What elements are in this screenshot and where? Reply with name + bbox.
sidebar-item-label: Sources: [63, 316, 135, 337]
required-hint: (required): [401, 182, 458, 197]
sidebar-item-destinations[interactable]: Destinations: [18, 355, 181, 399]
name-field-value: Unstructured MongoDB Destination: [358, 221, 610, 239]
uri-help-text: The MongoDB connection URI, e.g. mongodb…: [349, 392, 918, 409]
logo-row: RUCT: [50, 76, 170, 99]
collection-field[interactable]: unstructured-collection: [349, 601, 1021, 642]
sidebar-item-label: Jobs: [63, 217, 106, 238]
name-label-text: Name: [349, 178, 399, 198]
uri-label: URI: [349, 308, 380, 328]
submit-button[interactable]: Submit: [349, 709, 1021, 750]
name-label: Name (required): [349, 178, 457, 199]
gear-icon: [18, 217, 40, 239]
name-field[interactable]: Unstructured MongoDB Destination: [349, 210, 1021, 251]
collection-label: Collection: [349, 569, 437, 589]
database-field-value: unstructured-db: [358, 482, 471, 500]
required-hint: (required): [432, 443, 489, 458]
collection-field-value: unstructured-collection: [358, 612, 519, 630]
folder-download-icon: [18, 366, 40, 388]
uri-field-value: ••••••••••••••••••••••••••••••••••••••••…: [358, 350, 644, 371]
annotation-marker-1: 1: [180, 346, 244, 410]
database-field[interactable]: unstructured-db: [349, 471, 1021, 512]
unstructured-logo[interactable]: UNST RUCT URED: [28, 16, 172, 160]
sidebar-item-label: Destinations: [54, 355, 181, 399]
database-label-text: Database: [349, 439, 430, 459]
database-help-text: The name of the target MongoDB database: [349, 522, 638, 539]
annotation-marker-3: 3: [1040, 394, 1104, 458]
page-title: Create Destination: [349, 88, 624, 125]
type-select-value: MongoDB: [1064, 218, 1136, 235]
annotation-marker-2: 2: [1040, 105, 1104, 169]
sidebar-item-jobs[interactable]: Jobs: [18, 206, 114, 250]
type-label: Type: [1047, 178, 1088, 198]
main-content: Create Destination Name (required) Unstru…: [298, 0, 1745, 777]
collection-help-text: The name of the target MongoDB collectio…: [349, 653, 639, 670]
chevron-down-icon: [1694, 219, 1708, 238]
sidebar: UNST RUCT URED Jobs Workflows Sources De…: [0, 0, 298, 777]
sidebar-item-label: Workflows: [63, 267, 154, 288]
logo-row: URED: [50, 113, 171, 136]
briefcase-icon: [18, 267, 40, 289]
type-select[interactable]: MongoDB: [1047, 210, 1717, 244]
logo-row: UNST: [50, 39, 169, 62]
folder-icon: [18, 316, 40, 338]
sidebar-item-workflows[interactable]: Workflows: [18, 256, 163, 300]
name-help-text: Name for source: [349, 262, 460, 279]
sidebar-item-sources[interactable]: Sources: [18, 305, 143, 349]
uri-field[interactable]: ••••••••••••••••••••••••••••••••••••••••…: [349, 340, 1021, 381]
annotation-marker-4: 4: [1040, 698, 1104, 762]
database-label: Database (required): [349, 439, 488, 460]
────────────────────
What you will do: Reproduce the entries above verbatim, line for line.

Exercise result:
What elements are in this screenshot and where? Reply with name + bbox.
sidebar-item-label: Sources: [63, 316, 135, 337]
required-hint: (required): [401, 182, 458, 197]
sidebar-item-destinations[interactable]: Destinations: [18, 355, 181, 399]
name-field-value: Unstructured MongoDB Destination: [358, 221, 610, 239]
uri-help-text: The MongoDB connection URI, e.g. mongodb…: [349, 392, 918, 409]
logo-row: RUCT: [50, 76, 170, 99]
collection-field[interactable]: unstructured-collection: [349, 601, 1021, 642]
sidebar-item-label: Jobs: [63, 217, 106, 238]
name-label-text: Name: [349, 178, 399, 198]
uri-label: URI: [349, 308, 380, 328]
submit-button[interactable]: Submit: [349, 709, 1021, 750]
name-label: Name (required): [349, 178, 457, 199]
gear-icon: [18, 217, 40, 239]
name-field[interactable]: Unstructured MongoDB Destination: [349, 210, 1021, 251]
collection-label: Collection: [349, 569, 437, 589]
database-field-value: unstructured-db: [358, 482, 471, 500]
required-hint: (required): [432, 443, 489, 458]
collection-field-value: unstructured-collection: [358, 612, 519, 630]
folder-download-icon: [18, 366, 40, 388]
uri-field-value: ••••••••••••••••••••••••••••••••••••••••…: [358, 350, 644, 371]
annotation-marker-1: 1: [180, 346, 244, 410]
database-field[interactable]: unstructured-db: [349, 471, 1021, 512]
unstructured-logo[interactable]: UNST RUCT URED: [28, 16, 172, 160]
sidebar-item-label: Destinations: [54, 355, 181, 399]
database-label-text: Database: [349, 439, 430, 459]
database-help-text: The name of the target MongoDB database: [349, 522, 638, 539]
annotation-marker-3: 3: [1040, 394, 1104, 458]
page-title: Create Destination: [349, 88, 624, 125]
type-select-value: MongoDB: [1064, 218, 1136, 235]
annotation-marker-2: 2: [1040, 105, 1104, 169]
sidebar-item-jobs[interactable]: Jobs: [18, 206, 114, 250]
type-label: Type: [1047, 178, 1088, 198]
main-content: Create Destination Name (required) Unstru…: [298, 0, 1745, 777]
collection-help-text: The name of the target MongoDB collectio…: [349, 653, 639, 670]
chevron-down-icon: [1694, 219, 1708, 238]
sidebar: UNST RUCT URED Jobs Workflows Sources De…: [0, 0, 298, 777]
sidebar-item-label: Workflows: [63, 267, 154, 288]
logo-row: URED: [50, 113, 171, 136]
briefcase-icon: [18, 267, 40, 289]
type-select[interactable]: MongoDB: [1047, 210, 1717, 244]
logo-row: UNST: [50, 39, 169, 62]
folder-icon: [18, 316, 40, 338]
sidebar-item-workflows[interactable]: Workflows: [18, 256, 163, 300]
name-help-text: Name for source: [349, 262, 460, 279]
sidebar-item-sources[interactable]: Sources: [18, 305, 143, 349]
uri-field[interactable]: ••••••••••••••••••••••••••••••••••••••••…: [349, 340, 1021, 381]
annotation-marker-4: 4: [1040, 698, 1104, 762]
database-label: Database (required): [349, 439, 488, 460]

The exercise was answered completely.